··· RAW DATA ···
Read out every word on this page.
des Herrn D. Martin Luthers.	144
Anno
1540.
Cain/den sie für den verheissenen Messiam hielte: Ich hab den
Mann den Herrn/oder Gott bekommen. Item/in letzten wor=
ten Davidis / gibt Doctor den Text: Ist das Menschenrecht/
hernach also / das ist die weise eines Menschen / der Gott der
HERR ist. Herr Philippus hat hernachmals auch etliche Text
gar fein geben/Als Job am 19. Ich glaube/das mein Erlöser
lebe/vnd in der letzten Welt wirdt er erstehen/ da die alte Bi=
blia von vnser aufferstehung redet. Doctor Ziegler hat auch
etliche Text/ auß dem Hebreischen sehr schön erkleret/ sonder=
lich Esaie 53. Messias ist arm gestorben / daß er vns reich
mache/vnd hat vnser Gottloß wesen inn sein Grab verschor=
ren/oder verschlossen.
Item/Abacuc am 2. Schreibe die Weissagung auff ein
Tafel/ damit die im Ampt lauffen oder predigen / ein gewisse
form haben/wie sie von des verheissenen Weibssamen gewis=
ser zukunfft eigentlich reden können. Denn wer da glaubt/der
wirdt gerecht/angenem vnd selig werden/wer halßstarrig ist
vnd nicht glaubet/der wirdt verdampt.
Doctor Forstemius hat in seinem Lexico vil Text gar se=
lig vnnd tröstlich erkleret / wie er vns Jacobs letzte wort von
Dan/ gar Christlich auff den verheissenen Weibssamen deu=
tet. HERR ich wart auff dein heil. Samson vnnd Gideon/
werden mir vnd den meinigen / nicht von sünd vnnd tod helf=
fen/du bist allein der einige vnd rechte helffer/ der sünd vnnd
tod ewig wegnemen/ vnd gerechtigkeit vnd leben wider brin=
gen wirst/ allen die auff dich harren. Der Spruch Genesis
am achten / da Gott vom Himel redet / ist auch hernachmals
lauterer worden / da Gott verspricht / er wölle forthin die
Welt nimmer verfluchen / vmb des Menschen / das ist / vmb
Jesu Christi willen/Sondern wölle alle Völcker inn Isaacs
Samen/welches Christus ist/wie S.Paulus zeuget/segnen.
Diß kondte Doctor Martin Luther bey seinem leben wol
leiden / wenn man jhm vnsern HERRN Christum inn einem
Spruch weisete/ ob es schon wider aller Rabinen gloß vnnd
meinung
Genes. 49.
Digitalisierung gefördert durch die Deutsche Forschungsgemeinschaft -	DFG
···
● WHAT THE TASK ASKS
The records above, in their entirety, need to be set down again exactly.

● TASK SOLUTION
Read out every word on this page.
des Herrn D. Martin Luthers.	144
Anno
1540.
Cain/den sie für den verheissenen Messiam hielte: Ich hab den
Mann den Herrn/oder Gott bekommen. Item/in letzten wor=
ten Davidis / gibt Doctor den Text: Ist das Menschenrecht/
hernach also / das ist die weise eines Menschen / der Gott der
HERR ist. Herr Philippus hat hernachmals auch etliche Text
gar fein geben/Als Job am 19. Ich glaube/das mein Erlöser
lebe/vnd in der letzten Welt wirdt er erstehen/ da die alte Bi=
blia von vnser aufferstehung redet. Doctor Ziegler hat auch
etliche Text/ auß dem Hebreischen sehr schön erkleret/ sonder=
lich Esaie 53. Messias ist arm gestorben / daß er vns reich
mache/vnd hat vnser Gottloß wesen inn sein Grab verschor=
ren/oder verschlossen.
Item/Abacuc am 2. Schreibe die Weissagung auff ein
Tafel/ damit die im Ampt lauffen oder predigen / ein gewisse
form haben/wie sie von des verheissenen Weibssamen gewis=
ser zukunfft eigentlich reden können. Denn wer da glaubt/der
wirdt gerecht/angenem vnd selig werden/wer halßstarrig ist
vnd nicht glaubet/der wirdt verdampt.
Doctor Forstemius hat in seinem Lexico vil Text gar se=
lig vnnd tröstlich erkleret / wie er vns Jacobs letzte wort von
Dan/ gar Christlich auff den verheissenen Weibssamen deu=
tet. HERR ich wart auff dein heil. Samson vnnd Gideon/
werden mir vnd den meinigen / nicht von sünd vnnd tod helf=
fen/du bist allein der einige vnd rechte helffer/ der sünd vnnd
tod ewig wegnemen/ vnd gerechtigkeit vnd leben wider brin=
gen wirst/ allen die auff dich harren. Der Spruch Genesis
am achten / da Gott vom Himel redet / ist auch hernachmals
lauterer worden / da Gott verspricht / er wölle forthin die
Welt nimmer verfluchen / vmb des Menschen / das ist / vmb
Jesu Christi willen/Sondern wölle alle Völcker inn Isaacs
Samen/welches Christus ist/wie S.Paulus zeuget/segnen.
Diß kondte Doctor Martin Luther bey seinem leben wol
leiden / wenn man jhm vnsern HERRN Christum inn einem
Spruch weisete/ ob es schon wider aller Rabinen gloß vnnd
meinung
Genes. 49.
Digitalisierung gefördert durch die Deutsche Forschungsgemeinschaft -	DFG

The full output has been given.